_DOCUMENT EXTRACT_:
+--

159. Proceedings in inferior courts
(1) The Supreme Court may, in its discretion, on the application of a party to a civil or criminal proceeding before an inferior court, exercise the same power to make an order of a kind referred to in section 158 (2) for the purpose of that proceeding as the Supreme Court has under that subsection for the purpose of a proceeding in the Supreme Court.(2) Sections 158 (6) , 158 (7) and 158 (8) apply in relation to evidence taken in an examination held as a result of an order made by the Supreme Court by virtue of this section in relation to an inferior court as if –(a) in those sections –(i) a reference to the proceeding were a reference to the proceeding in the inferior court; and(ii) a reference to the Supreme Court were a reference to the inferior court; and(b) in sections 158 (6) and 158 (8) , a reference to an order made under subsection (2) were a reference to an order made by the Supreme Court by virtue of this section.(3) The power vested in the Supreme Court under subsection (1) may be exercised in chambers.
160. Exclusion of evidence in criminal proceedings
This Part does not affect the power of a court in a criminal proceeding to exclude evidence in the exercise of its discretion.
This Part is not intended to exclude or limit the operation of any other law of the State, or of any rule or regulation made under, or in pursuance of, such a law, that makes provision for the examination of witnesses outside the State for the purpose of a proceeding in the State.
162. Regulations and Rules of Court
(1) The Governor may make regulations, not inconsistent with this Part, for or with respect to any matter that by this Part is required or permitted to be prescribed or that is necessary or convenient to be prescribed for carrying out or giving effect to this Part and, in particular, for or with respect to the practice and procedure of the Supreme Court in proceedings for the making of an order under section 158 or 159 .(2) The power of the judges of the Supreme Court, or a majority of them, to make Rules of Court, pursuant to section 197 of the Supreme Court Civil Procedure Act 1932 , regulating the practice and procedure of the Supreme Court extends, for the purpose of regulating proceedings brought under this Part in or before that Court, to making any rules, not inconsistent with this Part or with any regulations made under this section, prescribing all matters necessary or convenient to be prescribed for carrying out or giving effect to this Part and, in particular, for or with respect to the practice and procedure of the Supreme Court in proceedings for the making of an order under section 158 or 159 of this Act.(3) This section does not affect any power to make regulations or rules under any other law.

+--

_REQUEST 1_:
Answer these questions about the legislation excerpt:
(a) According to section 159, where may the Supreme Court exercise the power given in subsection (1)?
(b) Under section 162, who may make regulations not inconsistent with this Part?
(c) Which section of which Act gives the Supreme Court judges their power to make Rules of Court?
_REQUEST 2_:
From the records, output everything from the line containing "carousel-indicator xyxy=(458,990,721,1017)" down to the line containing "star-rating[interactable] xyxy=(864,80,1038,120)" as a JSON list of strings, one string per line.
The legislation excerpt and the records have no connection to each other.

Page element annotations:
+--

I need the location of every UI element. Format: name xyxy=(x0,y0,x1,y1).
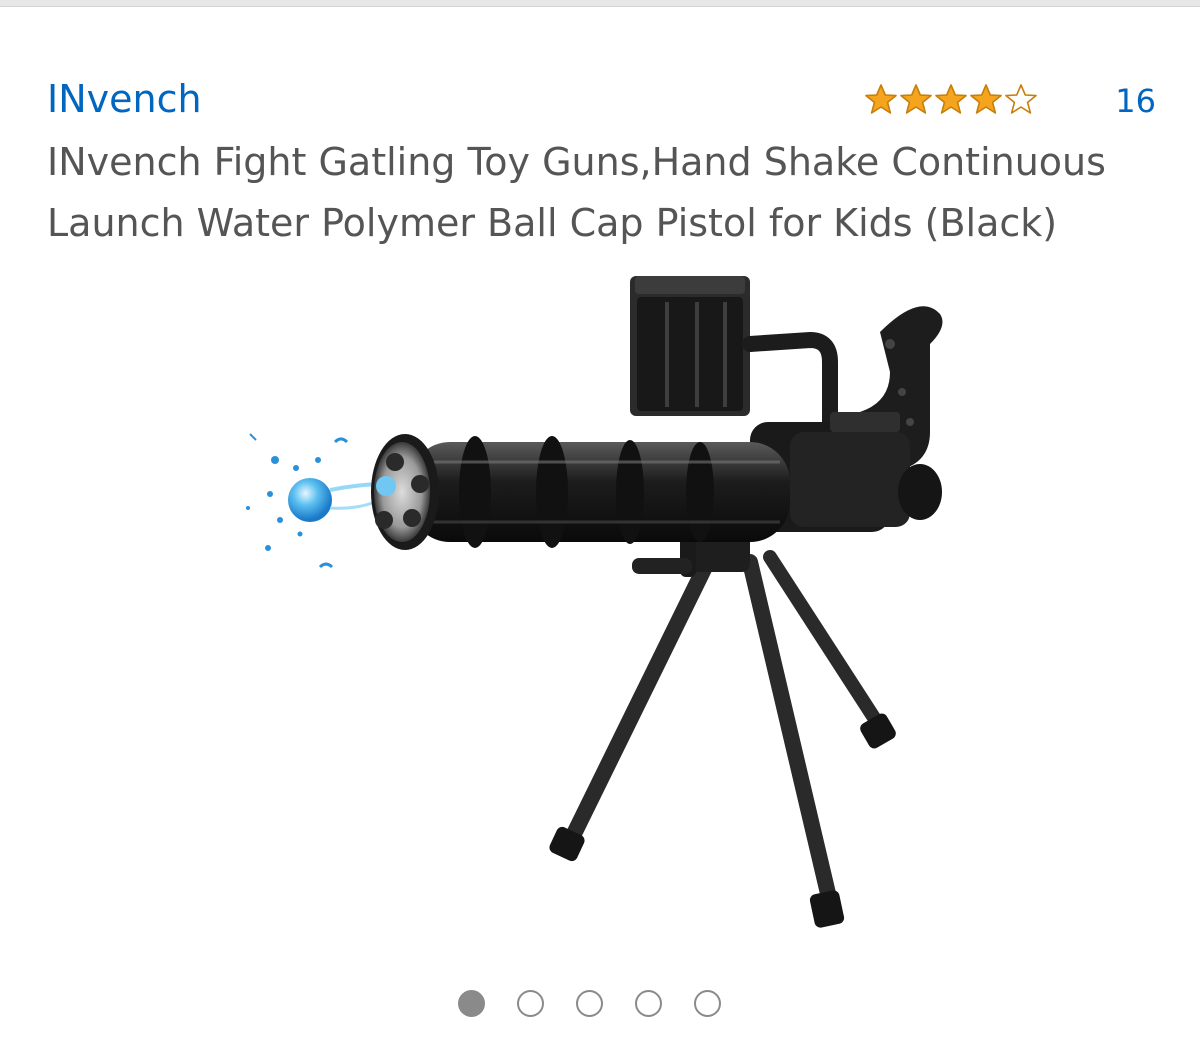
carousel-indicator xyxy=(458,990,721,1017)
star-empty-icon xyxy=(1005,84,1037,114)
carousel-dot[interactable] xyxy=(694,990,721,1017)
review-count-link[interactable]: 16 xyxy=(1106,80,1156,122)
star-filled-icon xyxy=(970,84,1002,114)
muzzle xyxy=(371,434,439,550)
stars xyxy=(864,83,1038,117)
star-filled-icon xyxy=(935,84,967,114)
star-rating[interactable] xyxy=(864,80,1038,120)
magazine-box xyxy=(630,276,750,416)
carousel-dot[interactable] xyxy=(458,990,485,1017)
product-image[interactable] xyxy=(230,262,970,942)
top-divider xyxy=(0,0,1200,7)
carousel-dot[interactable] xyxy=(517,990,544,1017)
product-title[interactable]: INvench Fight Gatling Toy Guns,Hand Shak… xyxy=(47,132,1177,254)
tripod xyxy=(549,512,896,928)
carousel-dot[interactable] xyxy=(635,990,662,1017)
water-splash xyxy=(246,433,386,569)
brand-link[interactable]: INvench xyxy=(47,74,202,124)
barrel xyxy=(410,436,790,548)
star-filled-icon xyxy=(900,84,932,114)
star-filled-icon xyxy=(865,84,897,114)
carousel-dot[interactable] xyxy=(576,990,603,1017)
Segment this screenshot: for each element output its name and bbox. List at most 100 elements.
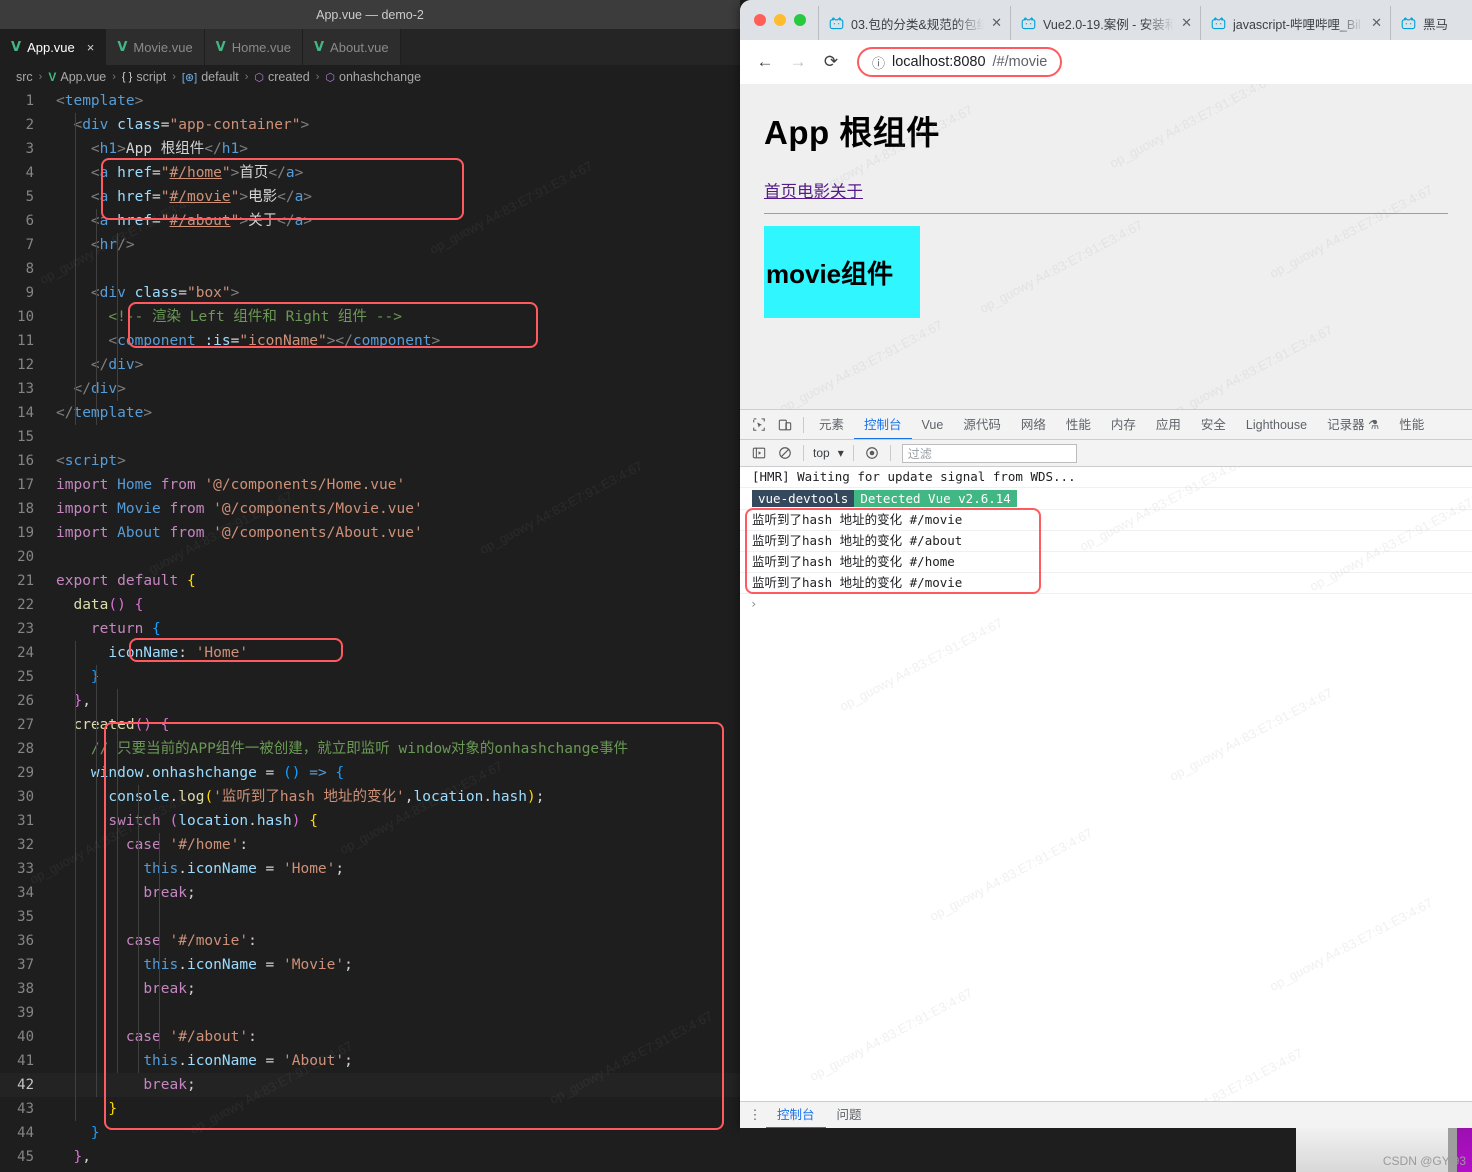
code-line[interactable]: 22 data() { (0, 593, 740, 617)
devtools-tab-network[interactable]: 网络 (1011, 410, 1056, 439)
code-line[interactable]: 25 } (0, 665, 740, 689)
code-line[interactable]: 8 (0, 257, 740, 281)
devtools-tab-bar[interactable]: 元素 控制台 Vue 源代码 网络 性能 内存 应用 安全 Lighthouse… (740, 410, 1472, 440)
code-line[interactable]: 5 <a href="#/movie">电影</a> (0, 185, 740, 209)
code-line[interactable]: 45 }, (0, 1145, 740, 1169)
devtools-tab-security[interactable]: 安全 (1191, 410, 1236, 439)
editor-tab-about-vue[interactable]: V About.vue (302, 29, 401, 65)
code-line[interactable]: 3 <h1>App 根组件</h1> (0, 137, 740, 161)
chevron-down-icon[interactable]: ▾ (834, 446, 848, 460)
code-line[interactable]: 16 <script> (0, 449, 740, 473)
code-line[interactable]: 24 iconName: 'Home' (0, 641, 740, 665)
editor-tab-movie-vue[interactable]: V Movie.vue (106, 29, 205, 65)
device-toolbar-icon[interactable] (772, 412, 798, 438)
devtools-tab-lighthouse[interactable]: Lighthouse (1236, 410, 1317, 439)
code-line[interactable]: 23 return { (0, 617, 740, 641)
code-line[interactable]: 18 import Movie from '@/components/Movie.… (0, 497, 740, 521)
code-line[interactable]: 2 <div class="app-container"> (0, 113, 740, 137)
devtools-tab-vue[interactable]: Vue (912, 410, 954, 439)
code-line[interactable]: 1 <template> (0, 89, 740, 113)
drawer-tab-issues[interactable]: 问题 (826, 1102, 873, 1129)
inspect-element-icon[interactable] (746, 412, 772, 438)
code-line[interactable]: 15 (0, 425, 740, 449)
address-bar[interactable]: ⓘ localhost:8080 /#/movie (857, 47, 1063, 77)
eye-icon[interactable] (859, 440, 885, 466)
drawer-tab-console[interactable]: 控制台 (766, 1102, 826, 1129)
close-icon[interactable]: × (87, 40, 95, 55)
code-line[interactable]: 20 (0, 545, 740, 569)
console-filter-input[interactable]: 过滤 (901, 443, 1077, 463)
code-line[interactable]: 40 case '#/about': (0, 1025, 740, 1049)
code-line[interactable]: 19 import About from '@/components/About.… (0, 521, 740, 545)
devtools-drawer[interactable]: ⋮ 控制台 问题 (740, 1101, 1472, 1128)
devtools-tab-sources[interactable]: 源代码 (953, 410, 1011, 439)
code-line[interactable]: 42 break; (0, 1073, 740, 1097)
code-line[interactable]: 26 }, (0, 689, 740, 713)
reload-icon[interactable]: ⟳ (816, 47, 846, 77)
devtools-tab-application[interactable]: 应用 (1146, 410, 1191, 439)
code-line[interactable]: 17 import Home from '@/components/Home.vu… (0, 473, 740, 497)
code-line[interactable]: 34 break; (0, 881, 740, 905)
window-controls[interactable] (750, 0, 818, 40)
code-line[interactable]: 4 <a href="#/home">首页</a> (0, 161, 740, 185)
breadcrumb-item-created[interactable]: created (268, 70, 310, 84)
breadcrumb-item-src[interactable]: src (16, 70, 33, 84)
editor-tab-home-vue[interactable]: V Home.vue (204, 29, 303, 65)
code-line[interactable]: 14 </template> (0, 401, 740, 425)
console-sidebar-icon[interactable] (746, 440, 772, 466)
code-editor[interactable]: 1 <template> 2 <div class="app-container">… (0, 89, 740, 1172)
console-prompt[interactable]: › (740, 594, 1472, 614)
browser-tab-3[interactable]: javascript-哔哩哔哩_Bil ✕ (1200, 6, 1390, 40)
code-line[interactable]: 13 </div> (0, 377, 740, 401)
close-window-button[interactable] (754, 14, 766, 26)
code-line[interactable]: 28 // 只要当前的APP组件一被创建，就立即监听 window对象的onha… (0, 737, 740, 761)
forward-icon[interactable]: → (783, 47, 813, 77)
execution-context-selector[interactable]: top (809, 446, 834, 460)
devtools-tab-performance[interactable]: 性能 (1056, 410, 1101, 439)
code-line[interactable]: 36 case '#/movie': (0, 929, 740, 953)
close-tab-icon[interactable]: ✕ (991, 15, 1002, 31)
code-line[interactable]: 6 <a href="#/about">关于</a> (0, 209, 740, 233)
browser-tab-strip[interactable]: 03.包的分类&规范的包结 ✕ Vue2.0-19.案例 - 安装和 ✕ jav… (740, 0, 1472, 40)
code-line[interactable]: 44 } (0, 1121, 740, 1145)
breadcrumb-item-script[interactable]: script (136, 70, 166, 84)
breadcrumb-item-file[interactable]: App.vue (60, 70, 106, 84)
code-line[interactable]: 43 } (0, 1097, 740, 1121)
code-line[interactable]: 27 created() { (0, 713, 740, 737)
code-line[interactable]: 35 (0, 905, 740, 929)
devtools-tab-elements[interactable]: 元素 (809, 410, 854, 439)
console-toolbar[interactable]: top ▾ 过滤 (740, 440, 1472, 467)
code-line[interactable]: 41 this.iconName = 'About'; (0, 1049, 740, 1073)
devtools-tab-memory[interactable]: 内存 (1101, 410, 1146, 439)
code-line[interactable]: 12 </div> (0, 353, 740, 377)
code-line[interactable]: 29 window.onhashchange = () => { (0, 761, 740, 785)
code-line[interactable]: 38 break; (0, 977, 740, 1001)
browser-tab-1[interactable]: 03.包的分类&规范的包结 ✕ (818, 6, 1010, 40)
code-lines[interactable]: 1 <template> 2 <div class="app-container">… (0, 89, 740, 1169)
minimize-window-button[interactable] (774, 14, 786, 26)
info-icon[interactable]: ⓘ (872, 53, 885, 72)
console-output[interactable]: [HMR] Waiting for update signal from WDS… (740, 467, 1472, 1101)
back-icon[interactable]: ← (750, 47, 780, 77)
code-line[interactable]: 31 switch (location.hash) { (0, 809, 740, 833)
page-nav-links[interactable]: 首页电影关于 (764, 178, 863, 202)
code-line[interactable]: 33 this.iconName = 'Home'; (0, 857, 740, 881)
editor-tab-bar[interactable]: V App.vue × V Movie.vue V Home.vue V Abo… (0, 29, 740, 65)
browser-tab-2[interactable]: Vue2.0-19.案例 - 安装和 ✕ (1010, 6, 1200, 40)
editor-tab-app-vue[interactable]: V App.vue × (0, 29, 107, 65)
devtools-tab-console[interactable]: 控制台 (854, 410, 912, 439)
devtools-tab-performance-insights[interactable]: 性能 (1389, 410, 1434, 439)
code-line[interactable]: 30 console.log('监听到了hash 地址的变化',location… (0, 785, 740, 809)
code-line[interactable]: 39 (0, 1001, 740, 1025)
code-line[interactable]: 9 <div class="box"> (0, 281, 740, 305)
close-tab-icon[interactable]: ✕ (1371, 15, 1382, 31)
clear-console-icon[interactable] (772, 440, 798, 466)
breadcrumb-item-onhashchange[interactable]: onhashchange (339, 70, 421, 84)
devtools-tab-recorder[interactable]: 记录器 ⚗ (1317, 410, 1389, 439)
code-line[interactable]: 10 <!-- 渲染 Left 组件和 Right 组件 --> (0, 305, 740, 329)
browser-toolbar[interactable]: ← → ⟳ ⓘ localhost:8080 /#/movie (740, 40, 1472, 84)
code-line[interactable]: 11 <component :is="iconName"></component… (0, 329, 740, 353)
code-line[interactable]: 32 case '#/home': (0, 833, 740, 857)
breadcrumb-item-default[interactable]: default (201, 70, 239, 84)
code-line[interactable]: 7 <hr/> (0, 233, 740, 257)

+--

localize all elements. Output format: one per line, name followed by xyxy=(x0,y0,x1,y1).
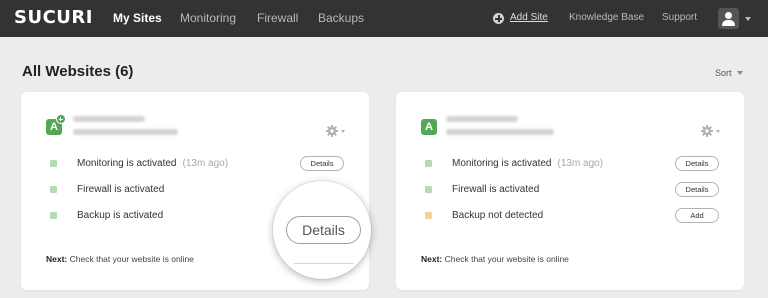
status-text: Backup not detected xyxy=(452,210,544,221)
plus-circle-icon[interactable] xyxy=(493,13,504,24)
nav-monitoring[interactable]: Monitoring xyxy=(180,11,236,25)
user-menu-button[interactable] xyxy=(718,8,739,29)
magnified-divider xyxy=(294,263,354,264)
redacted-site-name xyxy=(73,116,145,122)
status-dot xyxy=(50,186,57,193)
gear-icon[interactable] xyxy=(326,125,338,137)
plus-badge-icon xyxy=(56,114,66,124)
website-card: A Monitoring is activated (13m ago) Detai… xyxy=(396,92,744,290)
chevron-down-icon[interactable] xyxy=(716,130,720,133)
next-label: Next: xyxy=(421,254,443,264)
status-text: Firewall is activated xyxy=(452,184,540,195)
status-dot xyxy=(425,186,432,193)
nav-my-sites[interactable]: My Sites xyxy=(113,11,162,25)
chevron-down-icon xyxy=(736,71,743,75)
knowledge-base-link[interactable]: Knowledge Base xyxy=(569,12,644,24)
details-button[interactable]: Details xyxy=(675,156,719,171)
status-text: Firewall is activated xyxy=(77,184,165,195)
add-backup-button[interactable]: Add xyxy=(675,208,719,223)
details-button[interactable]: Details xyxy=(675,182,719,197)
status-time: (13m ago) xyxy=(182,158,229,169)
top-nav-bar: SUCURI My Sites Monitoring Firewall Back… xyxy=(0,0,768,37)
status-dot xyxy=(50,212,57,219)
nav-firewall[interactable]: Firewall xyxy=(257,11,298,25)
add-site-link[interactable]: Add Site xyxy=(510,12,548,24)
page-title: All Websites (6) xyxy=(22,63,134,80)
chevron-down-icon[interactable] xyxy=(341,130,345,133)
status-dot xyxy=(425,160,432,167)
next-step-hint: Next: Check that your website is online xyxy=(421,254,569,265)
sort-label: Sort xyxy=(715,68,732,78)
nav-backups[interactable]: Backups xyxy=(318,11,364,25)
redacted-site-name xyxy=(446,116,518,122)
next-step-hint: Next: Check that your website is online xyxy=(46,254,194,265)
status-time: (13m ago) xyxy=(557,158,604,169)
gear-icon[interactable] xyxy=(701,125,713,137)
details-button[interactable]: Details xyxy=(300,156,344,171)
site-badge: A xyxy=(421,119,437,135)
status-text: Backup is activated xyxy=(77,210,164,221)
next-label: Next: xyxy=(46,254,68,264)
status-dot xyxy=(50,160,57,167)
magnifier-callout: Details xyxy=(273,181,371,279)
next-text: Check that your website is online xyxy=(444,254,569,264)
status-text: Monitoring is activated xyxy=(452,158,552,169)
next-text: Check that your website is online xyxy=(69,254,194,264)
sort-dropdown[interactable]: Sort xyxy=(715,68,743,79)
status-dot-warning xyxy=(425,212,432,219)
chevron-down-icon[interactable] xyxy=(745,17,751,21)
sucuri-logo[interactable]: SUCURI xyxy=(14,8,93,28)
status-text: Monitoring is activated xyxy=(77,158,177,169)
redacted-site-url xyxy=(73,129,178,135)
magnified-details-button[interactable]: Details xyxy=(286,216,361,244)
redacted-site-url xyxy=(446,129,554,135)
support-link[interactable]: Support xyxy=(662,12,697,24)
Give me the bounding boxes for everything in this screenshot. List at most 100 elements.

+--

_FULL SOLUTION 1_:
(a) In chambers.
(b) The Governor.
(c) Section 197 of the Supreme Court Civil Procedure Act 1932.

_FULL SOLUTION 2_:
[
  "carousel-indicator xyxy=(458,990,721,1017)",
  "star-empty-icon xyxy=(1005,84,1037,114)",
  "carousel-dot[interactable] xyxy=(694,990,721,1017)",
  "review-count-link[interactable]: 16 xyxy=(1106,80,1156,122)",
  "star-filled-icon xyxy=(970,84,1002,114)",
  "muzzle xyxy=(371,434,439,550)",
  "stars xyxy=(864,83,1038,117)",
  "star-filled-icon xyxy=(935,84,967,114)",
  "star-rating[interactable] xyxy=(864,80,1038,120)"
]